_Data listing_.
============

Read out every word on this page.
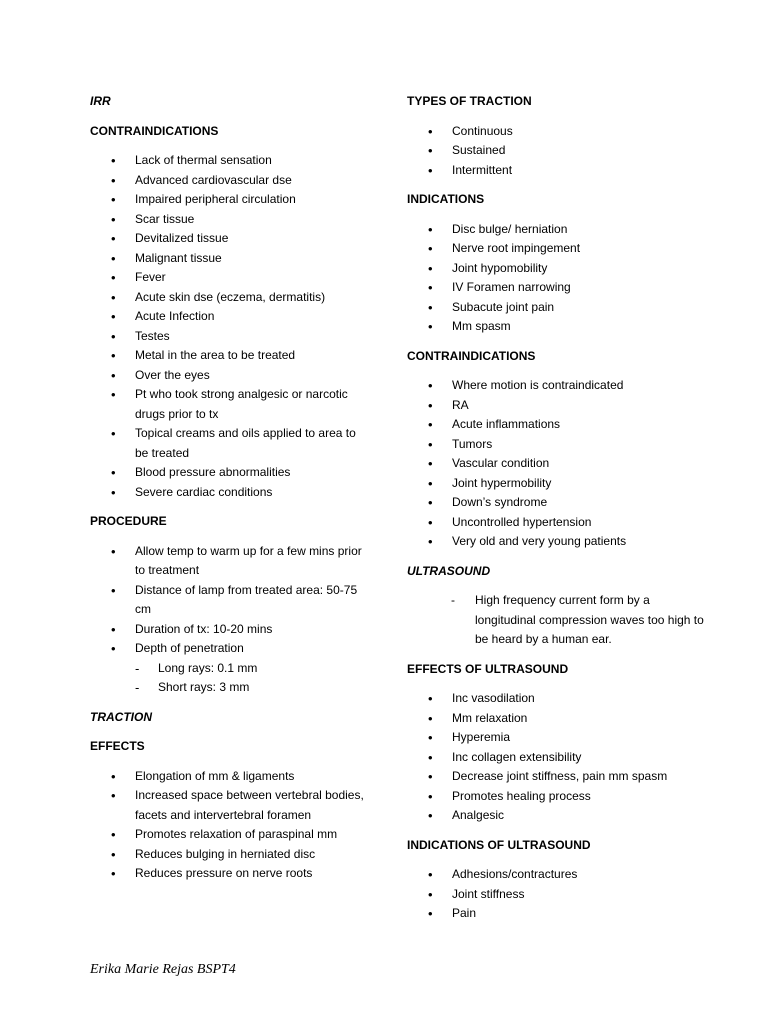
IRR
CONTRAINDICATIONS
• Lack of thermal sensation
• Advanced cardiovascular dse
• Impaired peripheral circulation
• Scar tissue
• Devitalized tissue
• Malignant tissue
• Fever
• Acute skin dse (eczema, dermatitis)
• Acute Infection
• Testes
• Metal in the area to be treated
• Over the eyes
• Pt who took strong analgesic or narcotic drugs prior to tx
• Topical creams and oils applied to area to be treated
• Blood pressure abnormalities
• Severe cardiac conditions
PROCEDURE
• Allow temp to warm up for a few mins prior to treatment
• Distance of lamp from treated area: 50-75 cm
• Duration of tx: 10-20 mins
• Depth of penetration
- Long rays: 0.1 mm
- Short rays: 3 mm
TRACTION
EFFECTS
• Elongation of mm & ligaments
• Increased space between vertebral bodies, facets and intervertebral foramen
• Promotes relaxation of paraspinal mm
• Reduces bulging in herniated disc
• Reduces pressure on nerve roots
TYPES OF TRACTION
• Continuous
• Sustained
• Intermittent
INDICATIONS
• Disc bulge/ herniation
• Nerve root impingement
• Joint hypomobility
• IV Foramen narrowing
• Subacute joint pain
• Mm spasm
CONTRAINDICATIONS
• Where motion is contraindicated
• RA
• Acute inflammations
• Tumors
• Vascular condition
• Joint hypermobility
• Down’s syndrome
• Uncontrolled hypertension
• Very old and very young patients
ULTRASOUND
- High frequency current form by a longitudinal compression waves too high to be heard by a human ear.
EFFECTS OF ULTRASOUND
• Inc vasodilation
• Mm relaxation
• Hyperemia
• Inc collagen extensibility
• Decrease joint stiffness, pain mm spasm
• Promotes healing process
• Analgesic
INDICATIONS OF ULTRASOUND
• Adhesions/contractures
• Joint stiffness
• Pain
Erika Marie Rejas BSPT4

============

_To do_. Omit the pictures, then copy out all the data exactly as it stands.

_Result_.
Read out every word on this page.
IRR
CONTRAINDICATIONS
• Lack of thermal sensation
• Advanced cardiovascular dse
• Impaired peripheral circulation
• Scar tissue
• Devitalized tissue
• Malignant tissue
• Fever
• Acute skin dse (eczema, dermatitis)
• Acute Infection
• Testes
• Metal in the area to be treated
• Over the eyes
• Pt who took strong analgesic or narcotic drugs prior to tx
• Topical creams and oils applied to area to be treated
• Blood pressure abnormalities
• Severe cardiac conditions
PROCEDURE
• Allow temp to warm up for a few mins prior to treatment
• Distance of lamp from treated area: 50-75 cm
• Duration of tx: 10-20 mins
• Depth of penetration
- Long rays: 0.1 mm
- Short rays: 3 mm
TRACTION
EFFECTS
• Elongation of mm & ligaments
• Increased space between vertebral bodies, facets and intervertebral foramen
• Promotes relaxation of paraspinal mm
• Reduces bulging in herniated disc
• Reduces pressure on nerve roots
TYPES OF TRACTION
• Continuous
• Sustained
• Intermittent
INDICATIONS
• Disc bulge/ herniation
• Nerve root impingement
• Joint hypomobility
• IV Foramen narrowing
• Subacute joint pain
• Mm spasm
CONTRAINDICATIONS
• Where motion is contraindicated
• RA
• Acute inflammations
• Tumors
• Vascular condition
• Joint hypermobility
• Down’s syndrome
• Uncontrolled hypertension
• Very old and very young patients
ULTRASOUND
- High frequency current form by a longitudinal compression waves too high to be heard by a human ear.
EFFECTS OF ULTRASOUND
• Inc vasodilation
• Mm relaxation
• Hyperemia
• Inc collagen extensibility
• Decrease joint stiffness, pain mm spasm
• Promotes healing process
• Analgesic
INDICATIONS OF ULTRASOUND
• Adhesions/contractures
• Joint stiffness
• Pain
Erika Marie Rejas BSPT4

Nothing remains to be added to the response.